▶ **EXERCISE**: Extract the text of each entry below exactly, leaving every image behind.

▶ **TASK MATERIAL**:
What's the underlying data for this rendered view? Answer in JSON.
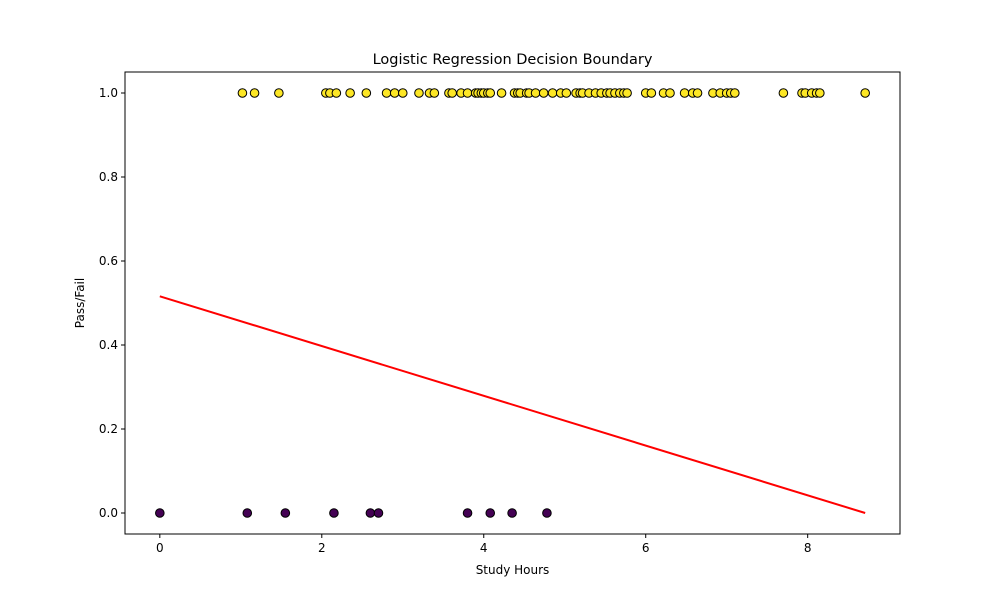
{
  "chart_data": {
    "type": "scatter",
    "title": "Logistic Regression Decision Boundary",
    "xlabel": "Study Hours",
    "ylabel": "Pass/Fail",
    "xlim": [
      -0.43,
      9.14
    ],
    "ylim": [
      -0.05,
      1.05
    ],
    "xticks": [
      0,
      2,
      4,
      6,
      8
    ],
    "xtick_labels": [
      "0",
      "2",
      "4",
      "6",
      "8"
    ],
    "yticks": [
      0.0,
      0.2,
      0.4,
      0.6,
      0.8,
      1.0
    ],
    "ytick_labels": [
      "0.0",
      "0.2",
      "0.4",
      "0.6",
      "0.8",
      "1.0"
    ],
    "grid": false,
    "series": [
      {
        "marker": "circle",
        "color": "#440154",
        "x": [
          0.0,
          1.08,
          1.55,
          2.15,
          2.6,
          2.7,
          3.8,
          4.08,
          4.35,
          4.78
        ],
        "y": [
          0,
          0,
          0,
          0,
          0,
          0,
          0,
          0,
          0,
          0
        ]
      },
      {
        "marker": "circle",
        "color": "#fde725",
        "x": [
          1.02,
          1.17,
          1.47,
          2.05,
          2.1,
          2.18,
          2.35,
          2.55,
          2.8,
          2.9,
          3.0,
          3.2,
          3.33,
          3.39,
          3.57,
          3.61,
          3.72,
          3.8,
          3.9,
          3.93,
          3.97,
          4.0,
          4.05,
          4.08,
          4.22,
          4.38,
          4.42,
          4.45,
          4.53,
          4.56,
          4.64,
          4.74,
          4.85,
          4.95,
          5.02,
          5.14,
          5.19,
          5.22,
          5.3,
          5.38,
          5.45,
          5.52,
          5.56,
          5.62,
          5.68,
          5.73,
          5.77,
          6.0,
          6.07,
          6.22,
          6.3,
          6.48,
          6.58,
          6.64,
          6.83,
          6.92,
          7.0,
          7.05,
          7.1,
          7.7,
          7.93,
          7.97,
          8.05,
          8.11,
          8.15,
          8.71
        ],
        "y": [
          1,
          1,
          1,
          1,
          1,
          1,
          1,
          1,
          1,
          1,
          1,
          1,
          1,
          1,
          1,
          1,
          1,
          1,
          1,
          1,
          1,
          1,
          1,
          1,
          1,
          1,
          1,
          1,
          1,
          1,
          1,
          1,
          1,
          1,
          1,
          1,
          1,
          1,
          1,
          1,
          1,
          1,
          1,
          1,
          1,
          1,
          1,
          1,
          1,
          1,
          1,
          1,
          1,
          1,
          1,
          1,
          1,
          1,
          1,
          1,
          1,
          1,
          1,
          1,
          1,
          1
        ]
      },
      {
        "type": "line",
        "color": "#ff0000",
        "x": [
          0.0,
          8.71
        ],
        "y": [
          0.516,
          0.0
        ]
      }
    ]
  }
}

▶ **RESULT BELOW**:
What's the underlying data for this rendered view? Answer in JSON.
{
  "chart_data": {
    "type": "scatter",
    "title": "Logistic Regression Decision Boundary",
    "xlabel": "Study Hours",
    "ylabel": "Pass/Fail",
    "xlim": [
      -0.43,
      9.14
    ],
    "ylim": [
      -0.05,
      1.05
    ],
    "xticks": [
      0,
      2,
      4,
      6,
      8
    ],
    "xtick_labels": [
      "0",
      "2",
      "4",
      "6",
      "8"
    ],
    "yticks": [
      0.0,
      0.2,
      0.4,
      0.6,
      0.8,
      1.0
    ],
    "ytick_labels": [
      "0.0",
      "0.2",
      "0.4",
      "0.6",
      "0.8",
      "1.0"
    ],
    "grid": false,
    "series": [
      {
        "marker": "circle",
        "color": "#440154",
        "x": [
          0.0,
          1.08,
          1.55,
          2.15,
          2.6,
          2.7,
          3.8,
          4.08,
          4.35,
          4.78
        ],
        "y": [
          0,
          0,
          0,
          0,
          0,
          0,
          0,
          0,
          0,
          0
        ]
      },
      {
        "marker": "circle",
        "color": "#fde725",
        "x": [
          1.02,
          1.17,
          1.47,
          2.05,
          2.1,
          2.18,
          2.35,
          2.55,
          2.8,
          2.9,
          3.0,
          3.2,
          3.33,
          3.39,
          3.57,
          3.61,
          3.72,
          3.8,
          3.9,
          3.93,
          3.97,
          4.0,
          4.05,
          4.08,
          4.22,
          4.38,
          4.42,
          4.45,
          4.53,
          4.56,
          4.64,
          4.74,
          4.85,
          4.95,
          5.02,
          5.14,
          5.19,
          5.22,
          5.3,
          5.38,
          5.45,
          5.52,
          5.56,
          5.62,
          5.68,
          5.73,
          5.77,
          6.0,
          6.07,
          6.22,
          6.3,
          6.48,
          6.58,
          6.64,
          6.83,
          6.92,
          7.0,
          7.05,
          7.1,
          7.7,
          7.93,
          7.97,
          8.05,
          8.11,
          8.15,
          8.71
        ],
        "y": [
          1,
          1,
          1,
          1,
          1,
          1,
          1,
          1,
          1,
          1,
          1,
          1,
          1,
          1,
          1,
          1,
          1,
          1,
          1,
          1,
          1,
          1,
          1,
          1,
          1,
          1,
          1,
          1,
          1,
          1,
          1,
          1,
          1,
          1,
          1,
          1,
          1,
          1,
          1,
          1,
          1,
          1,
          1,
          1,
          1,
          1,
          1,
          1,
          1,
          1,
          1,
          1,
          1,
          1,
          1,
          1,
          1,
          1,
          1,
          1,
          1,
          1,
          1,
          1,
          1,
          1
        ]
      },
      {
        "type": "line",
        "color": "#ff0000",
        "x": [
          0.0,
          8.71
        ],
        "y": [
          0.516,
          0.0
        ]
      }
    ]
  }
}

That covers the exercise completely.